*Request*:
Copy out all of the material, matching it word for word.

---------- Record list ----------

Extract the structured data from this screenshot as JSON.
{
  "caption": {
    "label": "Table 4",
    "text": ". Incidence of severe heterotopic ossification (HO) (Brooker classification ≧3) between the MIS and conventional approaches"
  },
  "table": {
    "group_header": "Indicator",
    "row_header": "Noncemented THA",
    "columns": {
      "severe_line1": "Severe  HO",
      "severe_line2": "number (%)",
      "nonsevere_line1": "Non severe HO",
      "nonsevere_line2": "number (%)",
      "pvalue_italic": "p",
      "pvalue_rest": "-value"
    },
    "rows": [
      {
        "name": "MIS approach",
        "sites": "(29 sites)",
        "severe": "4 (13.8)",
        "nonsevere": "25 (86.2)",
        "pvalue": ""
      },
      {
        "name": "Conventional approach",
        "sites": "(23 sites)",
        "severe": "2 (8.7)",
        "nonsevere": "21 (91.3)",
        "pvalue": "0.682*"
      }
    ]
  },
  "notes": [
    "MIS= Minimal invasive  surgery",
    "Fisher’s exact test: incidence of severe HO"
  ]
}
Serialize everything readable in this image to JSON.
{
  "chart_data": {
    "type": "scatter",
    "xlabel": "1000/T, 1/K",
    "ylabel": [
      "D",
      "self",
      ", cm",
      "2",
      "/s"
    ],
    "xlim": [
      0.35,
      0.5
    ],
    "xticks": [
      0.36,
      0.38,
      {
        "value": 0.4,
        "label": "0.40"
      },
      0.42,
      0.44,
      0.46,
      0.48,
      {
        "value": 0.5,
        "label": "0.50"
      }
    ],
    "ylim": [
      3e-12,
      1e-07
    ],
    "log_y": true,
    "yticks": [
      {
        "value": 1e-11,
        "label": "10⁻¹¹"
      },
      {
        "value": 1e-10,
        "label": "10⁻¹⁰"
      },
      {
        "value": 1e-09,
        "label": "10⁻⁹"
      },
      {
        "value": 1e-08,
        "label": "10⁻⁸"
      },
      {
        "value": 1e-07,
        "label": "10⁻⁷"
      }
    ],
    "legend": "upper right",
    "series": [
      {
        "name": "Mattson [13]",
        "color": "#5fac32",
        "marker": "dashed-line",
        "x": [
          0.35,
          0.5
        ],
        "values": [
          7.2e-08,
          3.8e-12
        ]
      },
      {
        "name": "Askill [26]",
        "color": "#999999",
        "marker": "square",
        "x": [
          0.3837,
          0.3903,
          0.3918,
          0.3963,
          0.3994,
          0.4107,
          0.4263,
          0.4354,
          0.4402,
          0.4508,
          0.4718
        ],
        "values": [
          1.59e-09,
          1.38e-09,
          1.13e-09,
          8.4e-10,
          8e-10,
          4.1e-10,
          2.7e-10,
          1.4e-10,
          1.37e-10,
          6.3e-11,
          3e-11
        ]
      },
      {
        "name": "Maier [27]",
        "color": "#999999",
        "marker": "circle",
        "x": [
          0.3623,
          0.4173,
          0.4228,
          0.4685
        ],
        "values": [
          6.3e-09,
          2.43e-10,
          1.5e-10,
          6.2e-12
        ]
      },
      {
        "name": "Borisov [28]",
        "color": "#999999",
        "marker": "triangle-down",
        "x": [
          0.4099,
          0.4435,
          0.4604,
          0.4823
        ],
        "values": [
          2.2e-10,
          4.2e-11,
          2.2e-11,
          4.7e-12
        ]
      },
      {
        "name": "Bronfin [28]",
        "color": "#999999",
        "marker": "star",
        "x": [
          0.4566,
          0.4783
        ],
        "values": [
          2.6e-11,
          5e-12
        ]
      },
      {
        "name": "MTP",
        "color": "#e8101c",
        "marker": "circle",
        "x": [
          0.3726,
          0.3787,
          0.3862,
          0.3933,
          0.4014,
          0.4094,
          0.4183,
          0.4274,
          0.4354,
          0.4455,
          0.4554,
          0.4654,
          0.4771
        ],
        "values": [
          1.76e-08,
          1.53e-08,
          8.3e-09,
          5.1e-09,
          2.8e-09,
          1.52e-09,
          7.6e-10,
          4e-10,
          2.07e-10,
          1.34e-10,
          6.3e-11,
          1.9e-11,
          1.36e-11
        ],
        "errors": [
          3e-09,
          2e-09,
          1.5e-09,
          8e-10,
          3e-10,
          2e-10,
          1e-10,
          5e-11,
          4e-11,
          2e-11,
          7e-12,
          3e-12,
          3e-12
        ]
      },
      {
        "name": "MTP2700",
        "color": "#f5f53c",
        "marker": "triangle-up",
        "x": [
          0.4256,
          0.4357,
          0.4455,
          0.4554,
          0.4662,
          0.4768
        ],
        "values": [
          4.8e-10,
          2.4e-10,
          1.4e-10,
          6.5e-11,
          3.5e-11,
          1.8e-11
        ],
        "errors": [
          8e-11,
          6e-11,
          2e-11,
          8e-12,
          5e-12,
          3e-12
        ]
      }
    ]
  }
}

----------

*Final answer*:
Extract the structured data from this screenshot as JSON.
{
  "caption": {
    "label": "Table 4",
    "text": ". Incidence of severe heterotopic ossification (HO) (Brooker classification ≧3) between the MIS and conventional approaches"
  },
  "table": {
    "group_header": "Indicator",
    "row_header": "Noncemented THA",
    "columns": {
      "severe_line1": "Severe  HO",
      "severe_line2": "number (%)",
      "nonsevere_line1": "Non severe HO",
      "nonsevere_line2": "number (%)",
      "pvalue_italic": "p",
      "pvalue_rest": "-value"
    },
    "rows": [
      {
        "name": "MIS approach",
        "sites": "(29 sites)",
        "severe": "4 (13.8)",
        "nonsevere": "25 (86.2)",
        "pvalue": ""
      },
      {
        "name": "Conventional approach",
        "sites": "(23 sites)",
        "severe": "2 (8.7)",
        "nonsevere": "21 (91.3)",
        "pvalue": "0.682*"
      }
    ]
  },
  "notes": [
    "MIS= Minimal invasive  surgery",
    "Fisher’s exact test: incidence of severe HO"
  ]
}
Serialize everything readable in this image to JSON.
{
  "chart_data": {
    "type": "scatter",
    "xlabel": "1000/T, 1/K",
    "ylabel": [
      "D",
      "self",
      ", cm",
      "2",
      "/s"
    ],
    "xlim": [
      0.35,
      0.5
    ],
    "xticks": [
      0.36,
      0.38,
      {
        "value": 0.4,
        "label": "0.40"
      },
      0.42,
      0.44,
      0.46,
      0.48,
      {
        "value": 0.5,
        "label": "0.50"
      }
    ],
    "ylim": [
      3e-12,
      1e-07
    ],
    "log_y": true,
    "yticks": [
      {
        "value": 1e-11,
        "label": "10⁻¹¹"
      },
      {
        "value": 1e-10,
        "label": "10⁻¹⁰"
      },
      {
        "value": 1e-09,
        "label": "10⁻⁹"
      },
      {
        "value": 1e-08,
        "label": "10⁻⁸"
      },
      {
        "value": 1e-07,
        "label": "10⁻⁷"
      }
    ],
    "legend": "upper right",
    "series": [
      {
        "name": "Mattson [13]",
        "color": "#5fac32",
        "marker": "dashed-line",
        "x": [
          0.35,
          0.5
        ],
        "values": [
          7.2e-08,
          3.8e-12
        ]
      },
      {
        "name": "Askill [26]",
        "color": "#999999",
        "marker": "square",
        "x": [
          0.3837,
          0.3903,
          0.3918,
          0.3963,
          0.3994,
          0.4107,
          0.4263,
          0.4354,
          0.4402,
          0.4508,
          0.4718
        ],
        "values": [
          1.59e-09,
          1.38e-09,
          1.13e-09,
          8.4e-10,
          8e-10,
          4.1e-10,
          2.7e-10,
          1.4e-10,
          1.37e-10,
          6.3e-11,
          3e-11
        ]
      },
      {
        "name": "Maier [27]",
        "color": "#999999",
        "marker": "circle",
        "x": [
          0.3623,
          0.4173,
          0.4228,
          0.4685
        ],
        "values": [
          6.3e-09,
          2.43e-10,
          1.5e-10,
          6.2e-12
        ]
      },
      {
        "name": "Borisov [28]",
        "color": "#999999",
        "marker": "triangle-down",
        "x": [
          0.4099,
          0.4435,
          0.4604,
          0.4823
        ],
        "values": [
          2.2e-10,
          4.2e-11,
          2.2e-11,
          4.7e-12
        ]
      },
      {
        "name": "Bronfin [28]",
        "color": "#999999",
        "marker": "star",
        "x": [
          0.4566,
          0.4783
        ],
        "values": [
          2.6e-11,
          5e-12
        ]
      },
      {
        "name": "MTP",
        "color": "#e8101c",
        "marker": "circle",
        "x": [
          0.3726,
          0.3787,
          0.3862,
          0.3933,
          0.4014,
          0.4094,
          0.4183,
          0.4274,
          0.4354,
          0.4455,
          0.4554,
          0.4654,
          0.4771
        ],
        "values": [
          1.76e-08,
          1.53e-08,
          8.3e-09,
          5.1e-09,
          2.8e-09,
          1.52e-09,
          7.6e-10,
          4e-10,
          2.07e-10,
          1.34e-10,
          6.3e-11,
          1.9e-11,
          1.36e-11
        ],
        "errors": [
          3e-09,
          2e-09,
          1.5e-09,
          8e-10,
          3e-10,
          2e-10,
          1e-10,
          5e-11,
          4e-11,
          2e-11,
          7e-12,
          3e-12,
          3e-12
        ]
      },
      {
        "name": "MTP2700",
        "color": "#f5f53c",
        "marker": "triangle-up",
        "x": [
          0.4256,
          0.4357,
          0.4455,
          0.4554,
          0.4662,
          0.4768
        ],
        "values": [
          4.8e-10,
          2.4e-10,
          1.4e-10,
          6.5e-11,
          3.5e-11,
          1.8e-11
        ],
        "errors": [
          8e-11,
          6e-11,
          2e-11,
          8e-12,
          5e-12,
          3e-12
        ]
      }
    ]
  }
}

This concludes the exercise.